══ Excerpted data

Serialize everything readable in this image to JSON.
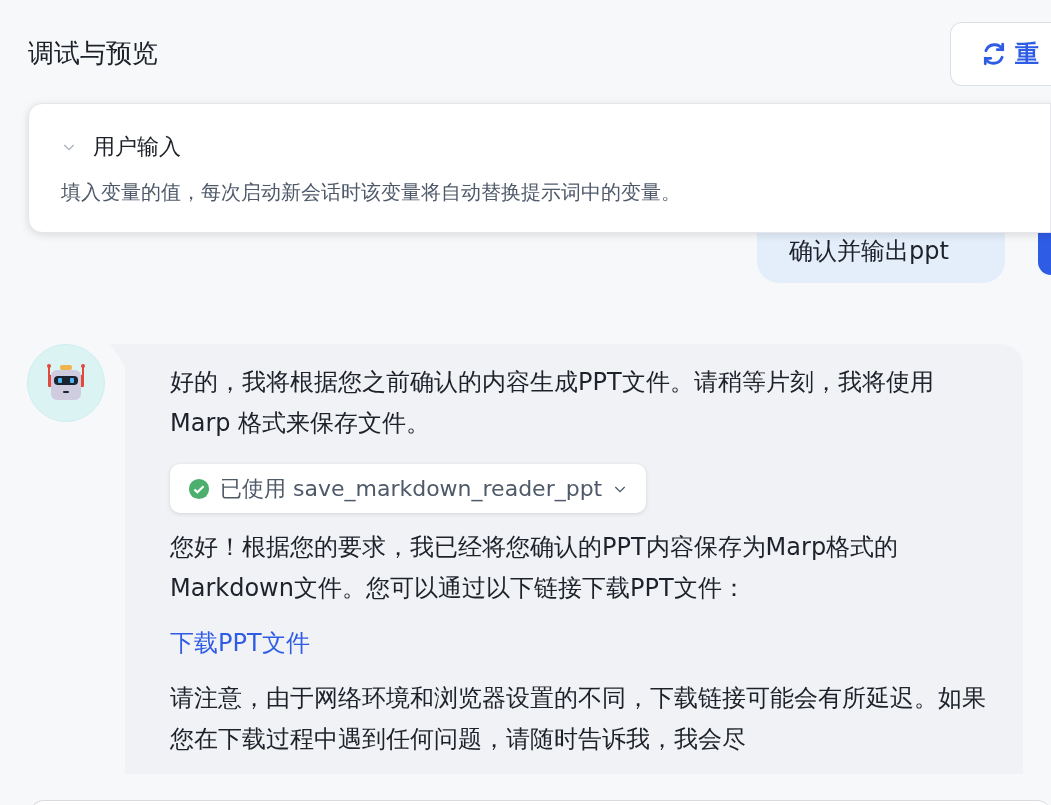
{
  "header": {
    "title": "调试与预览",
    "refresh_button": {
      "label": "重"
    }
  },
  "user_input_panel": {
    "title": "用户输入",
    "expanded": true,
    "description": "填入变量的值，每次启动新会话时该变量将自动替换提示词中的变量。"
  },
  "messages": [
    {
      "kind": "user",
      "text": "确认并输出ppt"
    },
    {
      "kind": "bot",
      "blocks": [
        {
          "kind": "paragraph",
          "text": "好的，我将根据您之前确认的内容生成PPT文件。请稍等片刻，我将使用 Marp 格式来保存文件。"
        },
        {
          "kind": "tool",
          "completed": true,
          "label": "已使用 save_markdown_reader_ppt"
        },
        {
          "kind": "paragraph",
          "text": "您好！根据您的要求，我已经将您确认的PPT内容保存为Marp格式的Markdown文件。您可以通过以下链接下载PPT文件："
        },
        {
          "kind": "link",
          "text": "下载PPT文件"
        },
        {
          "kind": "paragraph",
          "text": "请注意，由于网络环境和浏览器设置的不同，下载链接可能会有所延迟。如果您在下载过程中遇到任何问题，请随时告诉我，我会尽"
        }
      ]
    }
  ]
}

════

Restate each entry word for word, please, but drop any images it holds.

[Full output]
Serialize everything readable in this image to JSON.
{
  "header": {
    "title": "调试与预览",
    "refresh_button": {
      "label": "重"
    }
  },
  "user_input_panel": {
    "title": "用户输入",
    "expanded": true,
    "description": "填入变量的值，每次启动新会话时该变量将自动替换提示词中的变量。"
  },
  "messages": [
    {
      "kind": "user",
      "text": "确认并输出ppt"
    },
    {
      "kind": "bot",
      "blocks": [
        {
          "kind": "paragraph",
          "text": "好的，我将根据您之前确认的内容生成PPT文件。请稍等片刻，我将使用 Marp 格式来保存文件。"
        },
        {
          "kind": "tool",
          "completed": true,
          "label": "已使用 save_markdown_reader_ppt"
        },
        {
          "kind": "paragraph",
          "text": "您好！根据您的要求，我已经将您确认的PPT内容保存为Marp格式的Markdown文件。您可以通过以下链接下载PPT文件："
        },
        {
          "kind": "link",
          "text": "下载PPT文件"
        },
        {
          "kind": "paragraph",
          "text": "请注意，由于网络环境和浏览器设置的不同，下载链接可能会有所延迟。如果您在下载过程中遇到任何问题，请随时告诉我，我会尽"
        }
      ]
    }
  ]
}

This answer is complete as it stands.